### EXERCISE DIRECTIONS
Skip every image and restate the data word for word.

### GIVEN INFORMATION
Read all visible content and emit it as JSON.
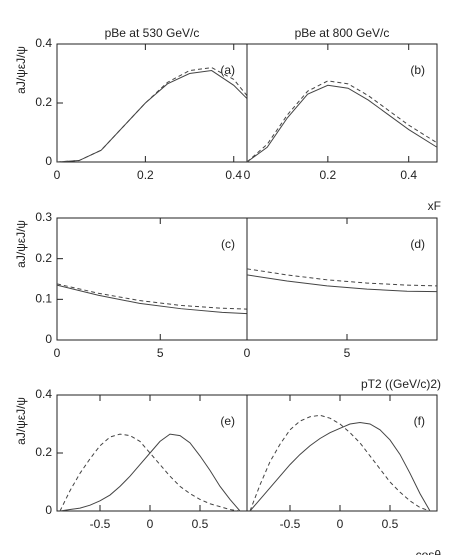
{
  "chart_data": [
    {
      "type": "line",
      "title": "pBe at 530 GeV/c",
      "annotation": "(a)",
      "ylabel": "aJ/ψεJ/ψ",
      "xlim": [
        0,
        0.43
      ],
      "xticks": [
        0,
        0.2,
        0.4
      ],
      "ylim": [
        0,
        0.4
      ],
      "yticks": [
        0,
        0.2,
        0.4
      ],
      "x": [
        0,
        0.05,
        0.1,
        0.15,
        0.2,
        0.25,
        0.3,
        0.35,
        0.4,
        0.43
      ],
      "series": [
        {
          "color": "#444444",
          "dash": false,
          "values": [
            0,
            0.005,
            0.04,
            0.12,
            0.2,
            0.265,
            0.3,
            0.31,
            0.26,
            0.215
          ]
        },
        {
          "color": "#444444",
          "dash": true,
          "values": [
            0,
            0.005,
            0.04,
            0.12,
            0.2,
            0.27,
            0.31,
            0.32,
            0.28,
            0.225
          ]
        }
      ]
    },
    {
      "type": "line",
      "title": "pBe at 800 GeV/c",
      "annotation": "(b)",
      "xlabel": "xF",
      "xlim": [
        0,
        0.47
      ],
      "xticks": [
        0,
        0.2,
        0.4
      ],
      "ylim": [
        0,
        0.4
      ],
      "x": [
        0,
        0.05,
        0.1,
        0.15,
        0.2,
        0.25,
        0.3,
        0.35,
        0.4,
        0.47
      ],
      "series": [
        {
          "color": "#444444",
          "dash": false,
          "values": [
            0,
            0.05,
            0.15,
            0.23,
            0.26,
            0.25,
            0.21,
            0.16,
            0.11,
            0.05
          ]
        },
        {
          "color": "#444444",
          "dash": true,
          "values": [
            0,
            0.06,
            0.16,
            0.24,
            0.275,
            0.265,
            0.225,
            0.175,
            0.125,
            0.065
          ]
        }
      ]
    },
    {
      "type": "line",
      "annotation": "(c)",
      "ylabel": "aJ/ψεJ/ψ",
      "xlim": [
        0,
        9.2
      ],
      "xticks": [
        0,
        5
      ],
      "ylim": [
        0,
        0.3
      ],
      "yticks": [
        0,
        0.1,
        0.2,
        0.3
      ],
      "x": [
        0,
        2,
        4,
        6,
        8,
        9.2
      ],
      "series": [
        {
          "color": "#444444",
          "dash": false,
          "values": [
            0.135,
            0.11,
            0.09,
            0.077,
            0.068,
            0.065
          ]
        },
        {
          "color": "#444444",
          "dash": true,
          "values": [
            0.138,
            0.115,
            0.097,
            0.085,
            0.078,
            0.076
          ]
        }
      ]
    },
    {
      "type": "line",
      "annotation": "(d)",
      "xlabel": "pT2 ((GeV/c)2)",
      "xlim": [
        0,
        9.5
      ],
      "xticks": [
        0,
        5
      ],
      "ylim": [
        0,
        0.3
      ],
      "x": [
        0,
        2,
        4,
        6,
        8,
        9.5
      ],
      "series": [
        {
          "color": "#444444",
          "dash": false,
          "values": [
            0.16,
            0.145,
            0.133,
            0.125,
            0.12,
            0.119
          ]
        },
        {
          "color": "#444444",
          "dash": true,
          "values": [
            0.175,
            0.16,
            0.148,
            0.14,
            0.135,
            0.133
          ]
        }
      ]
    },
    {
      "type": "line",
      "annotation": "(e)",
      "ylabel": "aJ/ψεJ/ψ",
      "xlim": [
        -0.93,
        0.97
      ],
      "xticks": [
        -0.5,
        0,
        0.5
      ],
      "ylim": [
        0,
        0.4
      ],
      "yticks": [
        0,
        0.2,
        0.4
      ],
      "x": [
        -0.9,
        -0.8,
        -0.7,
        -0.6,
        -0.5,
        -0.4,
        -0.3,
        -0.2,
        -0.1,
        0,
        0.1,
        0.2,
        0.3,
        0.4,
        0.5,
        0.6,
        0.7,
        0.8,
        0.9
      ],
      "series": [
        {
          "color": "#444444",
          "dash": false,
          "values": [
            0,
            0.005,
            0.01,
            0.02,
            0.035,
            0.055,
            0.085,
            0.12,
            0.16,
            0.2,
            0.24,
            0.265,
            0.26,
            0.235,
            0.19,
            0.14,
            0.085,
            0.04,
            0
          ]
        },
        {
          "color": "#444444",
          "dash": true,
          "values": [
            0,
            0.07,
            0.13,
            0.18,
            0.225,
            0.255,
            0.265,
            0.26,
            0.24,
            0.2,
            0.16,
            0.12,
            0.085,
            0.06,
            0.04,
            0.025,
            0.015,
            0.005,
            0
          ]
        }
      ]
    },
    {
      "type": "line",
      "annotation": "(f)",
      "xlabel": "cosθ",
      "xlim": [
        -0.93,
        0.97
      ],
      "xticks": [
        -0.5,
        0,
        0.5
      ],
      "ylim": [
        0,
        0.4
      ],
      "x": [
        -0.9,
        -0.8,
        -0.7,
        -0.6,
        -0.5,
        -0.4,
        -0.3,
        -0.2,
        -0.1,
        0,
        0.1,
        0.2,
        0.3,
        0.4,
        0.5,
        0.6,
        0.7,
        0.8,
        0.9
      ],
      "series": [
        {
          "color": "#444444",
          "dash": false,
          "values": [
            0,
            0.04,
            0.08,
            0.12,
            0.16,
            0.195,
            0.225,
            0.25,
            0.27,
            0.285,
            0.3,
            0.305,
            0.3,
            0.28,
            0.245,
            0.195,
            0.13,
            0.06,
            0
          ]
        },
        {
          "color": "#444444",
          "dash": true,
          "values": [
            0,
            0.09,
            0.17,
            0.23,
            0.28,
            0.31,
            0.325,
            0.33,
            0.32,
            0.3,
            0.27,
            0.235,
            0.19,
            0.145,
            0.1,
            0.065,
            0.035,
            0.012,
            0
          ]
        }
      ]
    }
  ]
}
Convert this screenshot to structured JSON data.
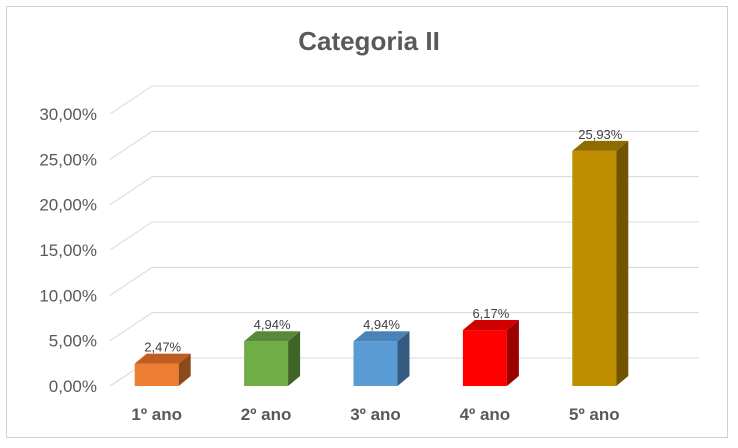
{
  "chart_data": {
    "type": "bar",
    "title": "Categoria II",
    "categories": [
      "1º ano",
      "2º ano",
      "3º ano",
      "4º ano",
      "5º ano"
    ],
    "values": [
      2.47,
      4.94,
      4.94,
      6.17,
      25.93
    ],
    "data_labels": [
      "2,47%",
      "4,94%",
      "4,94%",
      "6,17%",
      "25,93%"
    ],
    "y_ticks": [
      {
        "value": 0,
        "label": "0,00%"
      },
      {
        "value": 5,
        "label": "5,00%"
      },
      {
        "value": 10,
        "label": "10,00%"
      },
      {
        "value": 15,
        "label": "15,00%"
      },
      {
        "value": 20,
        "label": "20,00%"
      },
      {
        "value": 25,
        "label": "25,00%"
      },
      {
        "value": 30,
        "label": "30,00%"
      }
    ],
    "ylim": [
      0,
      30
    ],
    "xlabel": "",
    "ylabel": "",
    "grid": true,
    "style": "3d-column",
    "colors": {
      "front": [
        "#ED7D31",
        "#70AD47",
        "#5B9BD5",
        "#FF0000",
        "#BF8F00"
      ],
      "side": [
        "#8C4A1A",
        "#3F6428",
        "#355C80",
        "#9B0000",
        "#705400"
      ],
      "top": [
        "#C05E22",
        "#58893A",
        "#4A83B8",
        "#CF0000",
        "#8F6B00"
      ],
      "gridline": "#d9d9d9",
      "text": "#595959"
    }
  }
}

### COMPLETE ANSWER
Read all visible content and emit it as JSON.
{
  "chart_data": [
    {
      "type": "line",
      "title": "pBe at 530 GeV/c",
      "annotation": "(a)",
      "ylabel": "aJ/ψεJ/ψ",
      "xlim": [
        0,
        0.43
      ],
      "xticks": [
        0,
        0.2,
        0.4
      ],
      "ylim": [
        0,
        0.4
      ],
      "yticks": [
        0,
        0.2,
        0.4
      ],
      "x": [
        0,
        0.05,
        0.1,
        0.15,
        0.2,
        0.25,
        0.3,
        0.35,
        0.4,
        0.43
      ],
      "series": [
        {
          "color": "#444444",
          "dash": false,
          "values": [
            0,
            0.005,
            0.04,
            0.12,
            0.2,
            0.265,
            0.3,
            0.31,
            0.26,
            0.215
          ]
        },
        {
          "color": "#444444",
          "dash": true,
          "values": [
            0,
            0.005,
            0.04,
            0.12,
            0.2,
            0.27,
            0.31,
            0.32,
            0.28,
            0.225
          ]
        }
      ]
    },
    {
      "type": "line",
      "title": "pBe at 800 GeV/c",
      "annotation": "(b)",
      "xlabel": "xF",
      "xlim": [
        0,
        0.47
      ],
      "xticks": [
        0,
        0.2,
        0.4
      ],
      "ylim": [
        0,
        0.4
      ],
      "x": [
        0,
        0.05,
        0.1,
        0.15,
        0.2,
        0.25,
        0.3,
        0.35,
        0.4,
        0.47
      ],
      "series": [
        {
          "color": "#444444",
          "dash": false,
          "values": [
            0,
            0.05,
            0.15,
            0.23,
            0.26,
            0.25,
            0.21,
            0.16,
            0.11,
            0.05
          ]
        },
        {
          "color": "#444444",
          "dash": true,
          "values": [
            0,
            0.06,
            0.16,
            0.24,
            0.275,
            0.265,
            0.225,
            0.175,
            0.125,
            0.065
          ]
        }
      ]
    },
    {
      "type": "line",
      "annotation": "(c)",
      "ylabel": "aJ/ψεJ/ψ",
      "xlim": [
        0,
        9.2
      ],
      "xticks": [
        0,
        5
      ],
      "ylim": [
        0,
        0.3
      ],
      "yticks": [
        0,
        0.1,
        0.2,
        0.3
      ],
      "x": [
        0,
        2,
        4,
        6,
        8,
        9.2
      ],
      "series": [
        {
          "color": "#444444",
          "dash": false,
          "values": [
            0.135,
            0.11,
            0.09,
            0.077,
            0.068,
            0.065
          ]
        },
        {
          "color": "#444444",
          "dash": true,
          "values": [
            0.138,
            0.115,
            0.097,
            0.085,
            0.078,
            0.076
          ]
        }
      ]
    },
    {
      "type": "line",
      "annotation": "(d)",
      "xlabel": "pT2 ((GeV/c)2)",
      "xlim": [
        0,
        9.5
      ],
      "xticks": [
        0,
        5
      ],
      "ylim": [
        0,
        0.3
      ],
      "x": [
        0,
        2,
        4,
        6,
        8,
        9.5
      ],
      "series": [
        {
          "color": "#444444",
          "dash": false,
          "values": [
            0.16,
            0.145,
            0.133,
            0.125,
            0.12,
            0.119
          ]
        },
        {
          "color": "#444444",
          "dash": true,
          "values": [
            0.175,
            0.16,
            0.148,
            0.14,
            0.135,
            0.133
          ]
        }
      ]
    },
    {
      "type": "line",
      "annotation": "(e)",
      "ylabel": "aJ/ψεJ/ψ",
      "xlim": [
        -0.93,
        0.97
      ],
      "xticks": [
        -0.5,
        0,
        0.5
      ],
      "ylim": [
        0,
        0.4
      ],
      "yticks": [
        0,
        0.2,
        0.4
      ],
      "x": [
        -0.9,
        -0.8,
        -0.7,
        -0.6,
        -0.5,
        -0.4,
        -0.3,
        -0.2,
        -0.1,
        0,
        0.1,
        0.2,
        0.3,
        0.4,
        0.5,
        0.6,
        0.7,
        0.8,
        0.9
      ],
      "series": [
        {
          "color": "#444444",
          "dash": false,
          "values": [
            0,
            0.005,
            0.01,
            0.02,
            0.035,
            0.055,
            0.085,
            0.12,
            0.16,
            0.2,
            0.24,
            0.265,
            0.26,
            0.235,
            0.19,
            0.14,
            0.085,
            0.04,
            0
          ]
        },
        {
          "color": "#444444",
          "dash": true,
          "values": [
            0,
            0.07,
            0.13,
            0.18,
            0.225,
            0.255,
            0.265,
            0.26,
            0.24,
            0.2,
            0.16,
            0.12,
            0.085,
            0.06,
            0.04,
            0.025,
            0.015,
            0.005,
            0
          ]
        }
      ]
    },
    {
      "type": "line",
      "annotation": "(f)",
      "xlabel": "cosθ",
      "xlim": [
        -0.93,
        0.97
      ],
      "xticks": [
        -0.5,
        0,
        0.5
      ],
      "ylim": [
        0,
        0.4
      ],
      "x": [
        -0.9,
        -0.8,
        -0.7,
        -0.6,
        -0.5,
        -0.4,
        -0.3,
        -0.2,
        -0.1,
        0,
        0.1,
        0.2,
        0.3,
        0.4,
        0.5,
        0.6,
        0.7,
        0.8,
        0.9
      ],
      "series": [
        {
          "color": "#444444",
          "dash": false,
          "values": [
            0,
            0.04,
            0.08,
            0.12,
            0.16,
            0.195,
            0.225,
            0.25,
            0.27,
            0.285,
            0.3,
            0.305,
            0.3,
            0.28,
            0.245,
            0.195,
            0.13,
            0.06,
            0
          ]
        },
        {
          "color": "#444444",
          "dash": true,
          "values": [
            0,
            0.09,
            0.17,
            0.23,
            0.28,
            0.31,
            0.325,
            0.33,
            0.32,
            0.3,
            0.27,
            0.235,
            0.19,
            0.145,
            0.1,
            0.065,
            0.035,
            0.012,
            0
          ]
        }
      ]
    }
  ]
}
Convert this screenshot to structured JSON data.
{
  "chart_data": {
    "type": "bar",
    "title": "Categoria II",
    "categories": [
      "1º ano",
      "2º ano",
      "3º ano",
      "4º ano",
      "5º ano"
    ],
    "values": [
      2.47,
      4.94,
      4.94,
      6.17,
      25.93
    ],
    "data_labels": [
      "2,47%",
      "4,94%",
      "4,94%",
      "6,17%",
      "25,93%"
    ],
    "y_ticks": [
      {
        "value": 0,
        "label": "0,00%"
      },
      {
        "value": 5,
        "label": "5,00%"
      },
      {
        "value": 10,
        "label": "10,00%"
      },
      {
        "value": 15,
        "label": "15,00%"
      },
      {
        "value": 20,
        "label": "20,00%"
      },
      {
        "value": 25,
        "label": "25,00%"
      },
      {
        "value": 30,
        "label": "30,00%"
      }
    ],
    "ylim": [
      0,
      30
    ],
    "xlabel": "",
    "ylabel": "",
    "grid": true,
    "style": "3d-column",
    "colors": {
      "front": [
        "#ED7D31",
        "#70AD47",
        "#5B9BD5",
        "#FF0000",
        "#BF8F00"
      ],
      "side": [
        "#8C4A1A",
        "#3F6428",
        "#355C80",
        "#9B0000",
        "#705400"
      ],
      "top": [
        "#C05E22",
        "#58893A",
        "#4A83B8",
        "#CF0000",
        "#8F6B00"
      ],
      "gridline": "#d9d9d9",
      "text": "#595959"
    }
  }
}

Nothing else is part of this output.